#### Task description:
The entries below are to be repeated exactly as they stand.
## start Material shown
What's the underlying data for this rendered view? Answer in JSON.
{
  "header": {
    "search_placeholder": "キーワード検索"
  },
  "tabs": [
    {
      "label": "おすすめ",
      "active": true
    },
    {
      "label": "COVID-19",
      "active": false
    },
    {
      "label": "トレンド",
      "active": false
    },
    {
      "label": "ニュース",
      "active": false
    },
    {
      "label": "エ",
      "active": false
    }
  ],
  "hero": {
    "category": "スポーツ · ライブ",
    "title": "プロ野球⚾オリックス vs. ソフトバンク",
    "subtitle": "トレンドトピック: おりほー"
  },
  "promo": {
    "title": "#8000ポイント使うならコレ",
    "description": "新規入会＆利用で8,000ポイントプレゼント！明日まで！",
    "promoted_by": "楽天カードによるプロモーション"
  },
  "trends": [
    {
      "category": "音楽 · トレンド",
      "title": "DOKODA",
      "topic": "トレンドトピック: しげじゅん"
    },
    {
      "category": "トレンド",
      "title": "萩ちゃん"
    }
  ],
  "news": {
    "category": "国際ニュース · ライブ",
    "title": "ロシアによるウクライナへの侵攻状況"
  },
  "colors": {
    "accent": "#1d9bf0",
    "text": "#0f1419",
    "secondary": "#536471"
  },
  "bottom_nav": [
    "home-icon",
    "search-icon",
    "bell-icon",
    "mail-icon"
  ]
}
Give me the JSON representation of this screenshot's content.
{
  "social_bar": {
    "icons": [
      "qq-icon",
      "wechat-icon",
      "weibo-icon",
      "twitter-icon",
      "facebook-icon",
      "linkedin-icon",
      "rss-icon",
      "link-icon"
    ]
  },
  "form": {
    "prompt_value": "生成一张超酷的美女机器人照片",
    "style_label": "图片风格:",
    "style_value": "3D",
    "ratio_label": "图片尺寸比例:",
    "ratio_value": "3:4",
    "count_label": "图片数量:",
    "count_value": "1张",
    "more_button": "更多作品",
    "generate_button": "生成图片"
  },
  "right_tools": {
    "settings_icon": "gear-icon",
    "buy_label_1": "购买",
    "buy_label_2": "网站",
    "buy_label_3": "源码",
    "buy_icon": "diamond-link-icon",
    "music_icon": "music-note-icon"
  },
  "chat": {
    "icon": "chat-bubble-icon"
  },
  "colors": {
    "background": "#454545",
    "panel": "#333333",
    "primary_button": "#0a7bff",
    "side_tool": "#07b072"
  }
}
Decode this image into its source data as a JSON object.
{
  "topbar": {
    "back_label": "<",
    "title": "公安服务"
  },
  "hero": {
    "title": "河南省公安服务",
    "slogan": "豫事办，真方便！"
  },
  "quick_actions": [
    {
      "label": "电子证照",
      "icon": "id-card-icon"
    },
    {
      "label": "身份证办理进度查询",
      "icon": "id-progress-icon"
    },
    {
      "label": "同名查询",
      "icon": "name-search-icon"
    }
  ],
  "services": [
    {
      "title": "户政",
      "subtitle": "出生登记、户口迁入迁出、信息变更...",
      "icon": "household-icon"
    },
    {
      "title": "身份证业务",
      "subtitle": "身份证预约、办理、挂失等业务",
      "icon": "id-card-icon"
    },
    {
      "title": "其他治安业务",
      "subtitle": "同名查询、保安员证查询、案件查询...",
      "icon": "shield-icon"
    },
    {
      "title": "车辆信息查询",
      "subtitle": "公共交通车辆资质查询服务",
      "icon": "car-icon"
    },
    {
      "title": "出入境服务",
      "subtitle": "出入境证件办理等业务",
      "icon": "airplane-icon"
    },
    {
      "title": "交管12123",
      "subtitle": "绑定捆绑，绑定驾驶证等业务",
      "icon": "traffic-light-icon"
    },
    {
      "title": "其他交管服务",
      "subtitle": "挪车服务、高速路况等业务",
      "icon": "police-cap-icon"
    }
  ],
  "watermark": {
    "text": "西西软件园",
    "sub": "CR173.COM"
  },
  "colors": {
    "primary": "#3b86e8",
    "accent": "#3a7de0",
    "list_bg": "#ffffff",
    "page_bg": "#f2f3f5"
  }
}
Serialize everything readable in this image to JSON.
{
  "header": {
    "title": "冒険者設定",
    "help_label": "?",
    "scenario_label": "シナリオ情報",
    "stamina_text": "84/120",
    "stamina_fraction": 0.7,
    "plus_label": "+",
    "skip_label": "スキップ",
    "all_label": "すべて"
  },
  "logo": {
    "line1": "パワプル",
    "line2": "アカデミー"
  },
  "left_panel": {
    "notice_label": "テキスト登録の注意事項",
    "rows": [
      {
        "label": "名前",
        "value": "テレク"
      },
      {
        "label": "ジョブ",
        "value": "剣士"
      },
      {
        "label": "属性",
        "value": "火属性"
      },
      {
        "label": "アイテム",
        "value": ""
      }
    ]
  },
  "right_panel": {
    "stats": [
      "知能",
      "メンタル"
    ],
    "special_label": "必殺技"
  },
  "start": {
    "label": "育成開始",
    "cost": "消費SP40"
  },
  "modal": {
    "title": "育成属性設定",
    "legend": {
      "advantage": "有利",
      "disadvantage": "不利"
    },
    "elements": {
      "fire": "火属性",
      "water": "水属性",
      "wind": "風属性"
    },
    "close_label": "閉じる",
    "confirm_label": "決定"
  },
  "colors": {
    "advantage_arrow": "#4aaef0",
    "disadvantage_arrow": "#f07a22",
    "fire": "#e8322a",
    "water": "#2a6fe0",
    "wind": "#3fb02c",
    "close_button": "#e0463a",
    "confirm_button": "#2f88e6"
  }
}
## end Material shown
#### Response to this task:
What's the underlying data for this rendered view? Answer in JSON.
{
  "header": {
    "search_placeholder": "キーワード検索"
  },
  "tabs": [
    {
      "label": "おすすめ",
      "active": true
    },
    {
      "label": "COVID-19",
      "active": false
    },
    {
      "label": "トレンド",
      "active": false
    },
    {
      "label": "ニュース",
      "active": false
    },
    {
      "label": "エ",
      "active": false
    }
  ],
  "hero": {
    "category": "スポーツ · ライブ",
    "title": "プロ野球⚾オリックス vs. ソフトバンク",
    "subtitle": "トレンドトピック: おりほー"
  },
  "promo": {
    "title": "#8000ポイント使うならコレ",
    "description": "新規入会＆利用で8,000ポイントプレゼント！明日まで！",
    "promoted_by": "楽天カードによるプロモーション"
  },
  "trends": [
    {
      "category": "音楽 · トレンド",
      "title": "DOKODA",
      "topic": "トレンドトピック: しげじゅん"
    },
    {
      "category": "トレンド",
      "title": "萩ちゃん"
    }
  ],
  "news": {
    "category": "国際ニュース · ライブ",
    "title": "ロシアによるウクライナへの侵攻状況"
  },
  "colors": {
    "accent": "#1d9bf0",
    "text": "#0f1419",
    "secondary": "#536471"
  },
  "bottom_nav": [
    "home-icon",
    "search-icon",
    "bell-icon",
    "mail-icon"
  ]
}
Give me the JSON representation of this screenshot's content.
{
  "social_bar": {
    "icons": [
      "qq-icon",
      "wechat-icon",
      "weibo-icon",
      "twitter-icon",
      "facebook-icon",
      "linkedin-icon",
      "rss-icon",
      "link-icon"
    ]
  },
  "form": {
    "prompt_value": "生成一张超酷的美女机器人照片",
    "style_label": "图片风格:",
    "style_value": "3D",
    "ratio_label": "图片尺寸比例:",
    "ratio_value": "3:4",
    "count_label": "图片数量:",
    "count_value": "1张",
    "more_button": "更多作品",
    "generate_button": "生成图片"
  },
  "right_tools": {
    "settings_icon": "gear-icon",
    "buy_label_1": "购买",
    "buy_label_2": "网站",
    "buy_label_3": "源码",
    "buy_icon": "diamond-link-icon",
    "music_icon": "music-note-icon"
  },
  "chat": {
    "icon": "chat-bubble-icon"
  },
  "colors": {
    "background": "#454545",
    "panel": "#333333",
    "primary_button": "#0a7bff",
    "side_tool": "#07b072"
  }
}
Decode this image into its source data as a JSON object.
{
  "topbar": {
    "back_label": "<",
    "title": "公安服务"
  },
  "hero": {
    "title": "河南省公安服务",
    "slogan": "豫事办，真方便！"
  },
  "quick_actions": [
    {
      "label": "电子证照",
      "icon": "id-card-icon"
    },
    {
      "label": "身份证办理进度查询",
      "icon": "id-progress-icon"
    },
    {
      "label": "同名查询",
      "icon": "name-search-icon"
    }
  ],
  "services": [
    {
      "title": "户政",
      "subtitle": "出生登记、户口迁入迁出、信息变更...",
      "icon": "household-icon"
    },
    {
      "title": "身份证业务",
      "subtitle": "身份证预约、办理、挂失等业务",
      "icon": "id-card-icon"
    },
    {
      "title": "其他治安业务",
      "subtitle": "同名查询、保安员证查询、案件查询...",
      "icon": "shield-icon"
    },
    {
      "title": "车辆信息查询",
      "subtitle": "公共交通车辆资质查询服务",
      "icon": "car-icon"
    },
    {
      "title": "出入境服务",
      "subtitle": "出入境证件办理等业务",
      "icon": "airplane-icon"
    },
    {
      "title": "交管12123",
      "subtitle": "绑定捆绑，绑定驾驶证等业务",
      "icon": "traffic-light-icon"
    },
    {
      "title": "其他交管服务",
      "subtitle": "挪车服务、高速路况等业务",
      "icon": "police-cap-icon"
    }
  ],
  "watermark": {
    "text": "西西软件园",
    "sub": "CR173.COM"
  },
  "colors": {
    "primary": "#3b86e8",
    "accent": "#3a7de0",
    "list_bg": "#ffffff",
    "page_bg": "#f2f3f5"
  }
}
Serialize everything readable in this image to JSON.
{
  "header": {
    "title": "冒険者設定",
    "help_label": "?",
    "scenario_label": "シナリオ情報",
    "stamina_text": "84/120",
    "stamina_fraction": 0.7,
    "plus_label": "+",
    "skip_label": "スキップ",
    "all_label": "すべて"
  },
  "logo": {
    "line1": "パワプル",
    "line2": "アカデミー"
  },
  "left_panel": {
    "notice_label": "テキスト登録の注意事項",
    "rows": [
      {
        "label": "名前",
        "value": "テレク"
      },
      {
        "label": "ジョブ",
        "value": "剣士"
      },
      {
        "label": "属性",
        "value": "火属性"
      },
      {
        "label": "アイテム",
        "value": ""
      }
    ]
  },
  "right_panel": {
    "stats": [
      "知能",
      "メンタル"
    ],
    "special_label": "必殺技"
  },
  "start": {
    "label": "育成開始",
    "cost": "消費SP40"
  },
  "modal": {
    "title": "育成属性設定",
    "legend": {
      "advantage": "有利",
      "disadvantage": "不利"
    },
    "elements": {
      "fire": "火属性",
      "water": "水属性",
      "wind": "風属性"
    },
    "close_label": "閉じる",
    "confirm_label": "決定"
  },
  "colors": {
    "advantage_arrow": "#4aaef0",
    "disadvantage_arrow": "#f07a22",
    "fire": "#e8322a",
    "water": "#2a6fe0",
    "wind": "#3fb02c",
    "close_button": "#e0463a",
    "confirm_button": "#2f88e6"
  }
}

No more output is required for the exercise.